(The problem) Continue the review of the one-man play Sunday Morning from the point where it stops.

Sunday Morning, a new one-man show written by Nick Warren and performed by James Cuningham, is a masterpiece. It appears effortless, but there’s a rare depth to both the drama and the comedy. By LESLEY STONES.
James Cuningham just has to look out over the audience and his face says it all.
A hangdog look with a ‘why me’ expression. A middle-aged man whose life hasn’t quite worked out how he planned it because he never really planned it at all.
Cuningham quickly sketches the picture of his life in Sunday Morning, a one-man comedy, and once we’re up to speed, the action begins. And what action there is in this play: it’s rich with laughs, yet tinged with sadness too.
Cuningham plays Mat, a photographer who lives in what was a bachelor den until his girlfriend moved in by stealth. A bottle of shampoo here, a facial cleanser there.
He describes it vividly, and I’m laughing for a friend of mine whose own life has been disrupted two or three times by girlfriends casually leaving a shampoo in the bathroom, then moving in to be reunited with it.
Cuningham is describing the daily life of many, many people, and doing it with a wit, wisdom and eloquence that’s remarkable.
Sunday Morning was written by local playwright Nick Warren and directed by his wife Jenine Collocott, with Cuningham masterfully completing the ménage à trois.

(Some data)
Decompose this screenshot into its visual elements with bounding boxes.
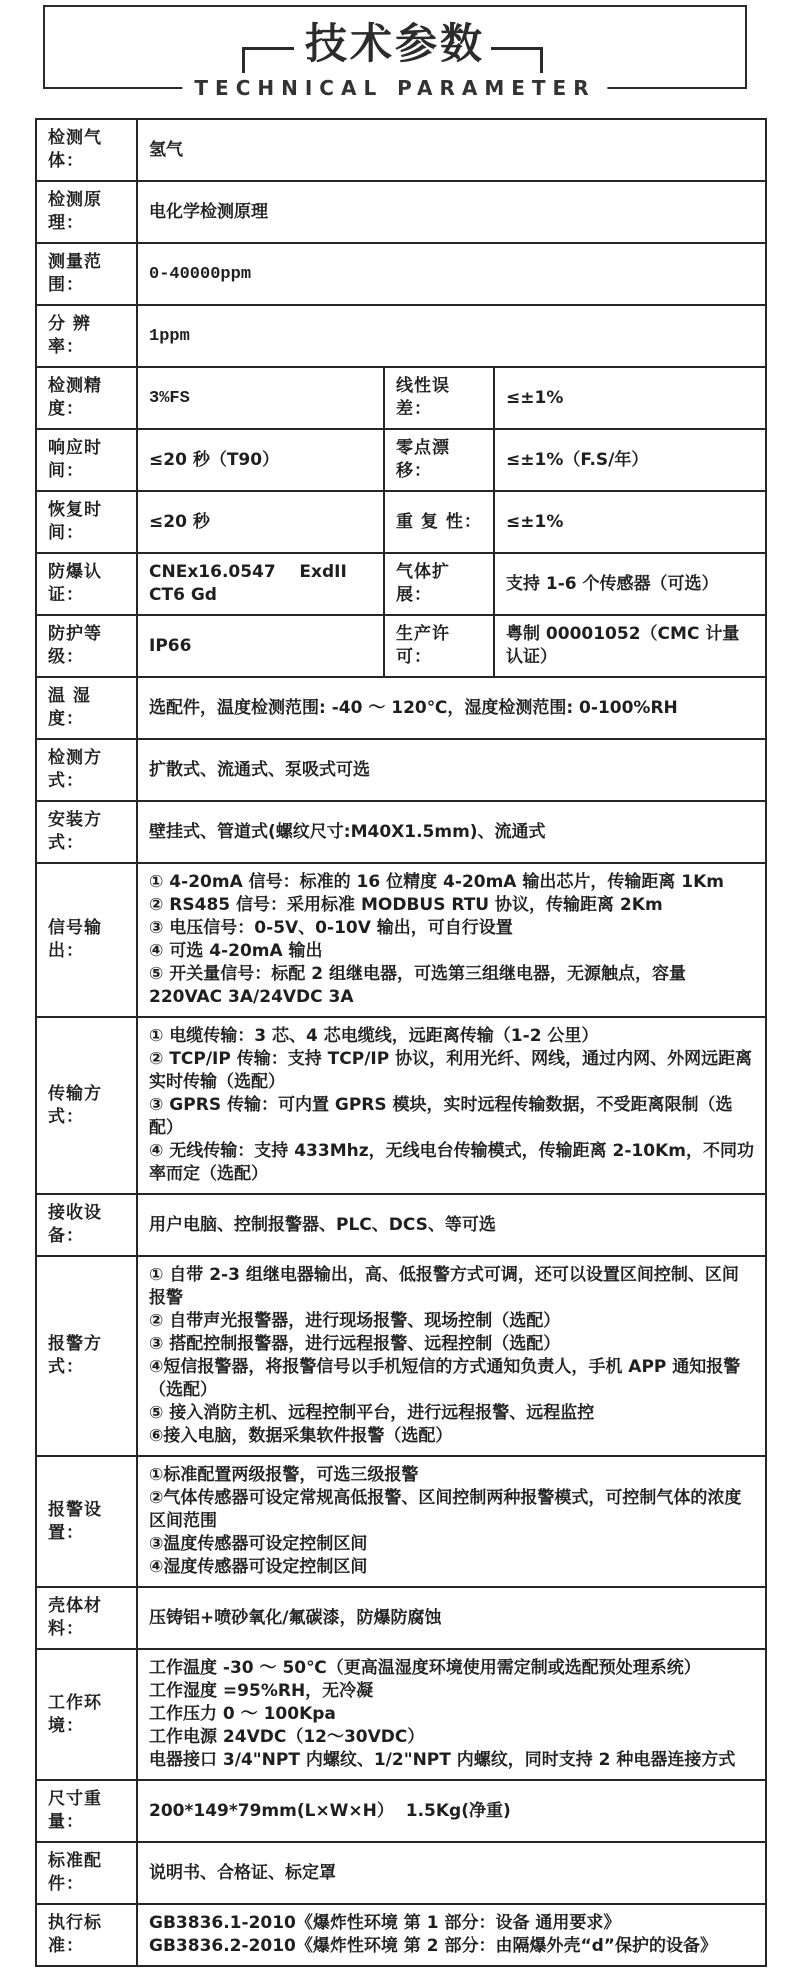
row-line: ⑤ 接入消防主机、远程控制平台，进行远程报警、远程监控 <box>149 1403 595 1423</box>
row-value: 氢气 <box>137 119 766 181</box>
row-label: 报警设置： <box>36 1456 137 1587</box>
row-line: ②气体传感器可设定常规高低报警、区间控制两种报警模式，可控制气体的浓度区间范围 <box>149 1488 742 1531</box>
row-value-2: ≤±1% <box>494 491 766 553</box>
row-label: 安装方式： <box>36 801 137 863</box>
row-label: 检测气体： <box>36 119 137 181</box>
row-line: 工作湿度 =95%RH，无冷凝 <box>149 1681 374 1701</box>
row-line: ④短信报警器，将报警信号以手机短信的方式通知负责人，手机 APP 通知报警（选配） <box>149 1357 741 1400</box>
table-row <box>36 1842 766 1904</box>
row-value: 3%FS <box>137 367 384 429</box>
row-line: 工作压力 0 ～ 100Kpa <box>149 1704 336 1724</box>
row-label: 防爆认证： <box>36 553 137 615</box>
table-row <box>36 429 766 491</box>
row-value: 电化学检测原理 <box>137 181 766 243</box>
table-row <box>36 243 766 305</box>
table-row <box>36 119 766 181</box>
row-label: 接收设备： <box>36 1194 137 1256</box>
row-value: 扩散式、流通式、泵吸式可选 <box>137 739 766 801</box>
row-label: 响应时间： <box>36 429 137 491</box>
row-value-2: ≤±1% <box>494 367 766 429</box>
row-value: CNEx16.0547 ExdII CT6 Gd <box>137 553 384 615</box>
row-value-2: ≤±1%（F.S/年） <box>494 429 766 491</box>
row-value <box>137 1017 766 1194</box>
row-line: ③温度传感器可设定控制区间 <box>149 1534 368 1554</box>
row-value: ≤20 秒 <box>137 491 384 553</box>
table-row <box>36 801 766 863</box>
row-value: 0-40000ppm <box>137 243 766 305</box>
table-row <box>36 1194 766 1256</box>
spec-table <box>35 118 767 1967</box>
table-row <box>36 181 766 243</box>
row-value <box>137 1904 766 1966</box>
row-label: 测量范围： <box>36 243 137 305</box>
row-line: ③ GPRS 传输：可内置 GPRS 模块，实时远程传输数据，不受距离限制（选配） <box>149 1095 733 1138</box>
row-value: 说明书、合格证、标定罩 <box>137 1842 766 1904</box>
row-line: ⑤ 开关量信号：标配 2 组继电器，可选第三组继电器，无源触点，容量 220VAC 3A/24VDC 3A <box>149 964 692 1007</box>
row-label: 报警方式： <box>36 1256 137 1456</box>
row-label: 工作环境： <box>36 1649 137 1780</box>
table-row <box>36 615 766 677</box>
row-line: ② TCP/IP 传输：支持 TCP/IP 协议，利用光纤、网线，通过内网、外网远距离实时传输（选配） <box>149 1049 753 1092</box>
row-line: ② 自带声光报警器，进行现场报警、现场控制（选配） <box>149 1311 561 1331</box>
table-row <box>36 305 766 367</box>
row-value: 压铸铝+喷砂氧化/氟碳漆，防爆防腐蚀 <box>137 1587 766 1649</box>
row-line: ③ 搭配控制报警器，进行远程报警、远程控制（选配） <box>149 1334 561 1354</box>
table-row <box>36 553 766 615</box>
row-label-2: 零点漂移： <box>384 429 494 491</box>
row-value: 200*149*79mm(L×W×H） 1.5Kg(净重) <box>137 1780 766 1842</box>
table-row <box>36 1904 766 1966</box>
row-line: 工作电源 24VDC（12～30VDC） <box>149 1727 425 1747</box>
row-label: 传输方式： <box>36 1017 137 1194</box>
row-value <box>137 1456 766 1587</box>
row-label: 尺寸重量： <box>36 1780 137 1842</box>
title-bracket-right-icon <box>491 47 543 73</box>
table-row <box>36 1780 766 1842</box>
row-line: ① 自带 2-3 组继电器输出，高、低报警方式可调，还可以设置区间控制、区间报警 <box>149 1265 739 1308</box>
table-row <box>36 863 766 1017</box>
row-line: ③ 电压信号：0-5V、0-10V 输出，可自行设置 <box>149 918 513 938</box>
row-line: ④ 无线传输：支持 433Mhz，无线电台传输模式，传输距离 2-10Km，不同功率而定（选配） <box>149 1141 754 1184</box>
row-value: 1ppm <box>137 305 766 367</box>
row-line: ④湿度传感器可设定控制区间 <box>149 1557 368 1577</box>
row-line: ① 4-20mA 信号：标准的 16 位精度 4-20mA 输出芯片，传输距离 1Km <box>149 872 725 892</box>
row-label-2: 气体扩展： <box>384 553 494 615</box>
row-label: 恢复时间： <box>36 491 137 553</box>
row-label: 标准配件： <box>36 1842 137 1904</box>
table-row <box>36 1017 766 1194</box>
row-label: 温 湿 度： <box>36 677 137 739</box>
row-label: 壳体材料： <box>36 1587 137 1649</box>
row-label: 信号输出： <box>36 863 137 1017</box>
row-line: ① 电缆传输：3 芯、4 芯电缆线，远距离传输（1-2 公里） <box>149 1026 599 1046</box>
row-line: 电器接口 3/4"NPT 内螺纹、1/2"NPT 内螺纹，同时支持 2 种电器连接方式 <box>149 1750 736 1770</box>
row-label: 执行标准： <box>36 1904 137 1966</box>
table-row <box>36 1456 766 1587</box>
table-row <box>36 1649 766 1780</box>
row-line: ④ 可选 4-20mA 输出 <box>149 941 323 961</box>
table-row <box>36 677 766 739</box>
row-value: 用户电脑、控制报警器、PLC、DCS、等可选 <box>137 1194 766 1256</box>
row-line: 工作温度 -30 ～ 50℃（更高温湿度环境使用需定制或选配预处理系统） <box>149 1658 701 1678</box>
row-label: 防护等级： <box>36 615 137 677</box>
table-row <box>36 1587 766 1649</box>
row-label: 检测方式： <box>36 739 137 801</box>
row-label-2: 线性误差： <box>384 367 494 429</box>
row-label-2: 重 复 性： <box>384 491 494 553</box>
page-subtitle: TECHNICAL PARAMETER <box>182 76 607 100</box>
row-label-2: 生产许可： <box>384 615 494 677</box>
row-value: IP66 <box>137 615 384 677</box>
row-label: 检测原理： <box>36 181 137 243</box>
row-value <box>137 863 766 1017</box>
row-line: ② RS485 信号：采用标准 MODBUS RTU 协议，传输距离 2Km <box>149 895 663 915</box>
row-line: GB3836.2-2010《爆炸性环境 第 2 部分：由隔爆外壳“d”保护的设备》 <box>149 1936 717 1956</box>
row-value-2: 粤制 00001052（CMC 计量认证） <box>494 615 766 677</box>
row-line: GB3836.1-2010《爆炸性环境 第 1 部分：设备 通用要求》 <box>149 1913 621 1933</box>
row-value: 选配件，温度检测范围: -40 ～ 120℃，湿度检测范围: 0-100%RH <box>137 677 766 739</box>
row-label: 检测精度： <box>36 367 137 429</box>
row-value <box>137 1256 766 1456</box>
row-value: ≤20 秒（T90） <box>137 429 384 491</box>
table-row <box>36 367 766 429</box>
row-label: 分 辨 率： <box>36 305 137 367</box>
table-row <box>36 1256 766 1456</box>
row-value-2: 支持 1-6 个传感器（可选） <box>494 553 766 615</box>
row-line: ①标准配置两级报警，可选三级报警 <box>149 1465 419 1485</box>
page-title: 技术参数 <box>304 19 485 68</box>
table-row <box>36 739 766 801</box>
row-line: ⑥接入电脑，数据采集软件报警（选配） <box>149 1426 453 1446</box>
spec-table-body <box>36 119 766 1966</box>
header-banner <box>43 5 747 100</box>
row-value <box>137 1649 766 1780</box>
table-row <box>36 491 766 553</box>
row-value: 壁挂式、管道式(螺纹尺寸:M40X1.5mm)、流通式 <box>137 801 766 863</box>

(Result of this task)
The action blends mime and narration as Mat leads us through his life, sharing a few disappointments and some unfulfilled ambitions. His stance is that it’s his life and he doesn’t want anyone else disrupting it. Yet now his girlfriend is unexpectedly pregnant, and he’s traumatised.
One of his sperm betrayed him, he says, delivering a fabulous piece of mime mimicking the casual way his sperm usually behave so there’s no chance of inflicting any permanent damage by fertilising the enemy egg. “My sperm know how I feel,” he cries in despair.
It’s self-analysis that everyone can relate to, enlivened by some wonderfully funny touches in the actions as well as the words. Cuningham is excellent at mime, movement and expressions and a natural raconteur, word-perfect although he sounds like he’s just having a friendly chat with us, his newfound confidantes.
He lays his emotions bare, and it feels like we’re no longer watching an actor, we’re watching middle-aged Mat re-evaluate his life and everything in it.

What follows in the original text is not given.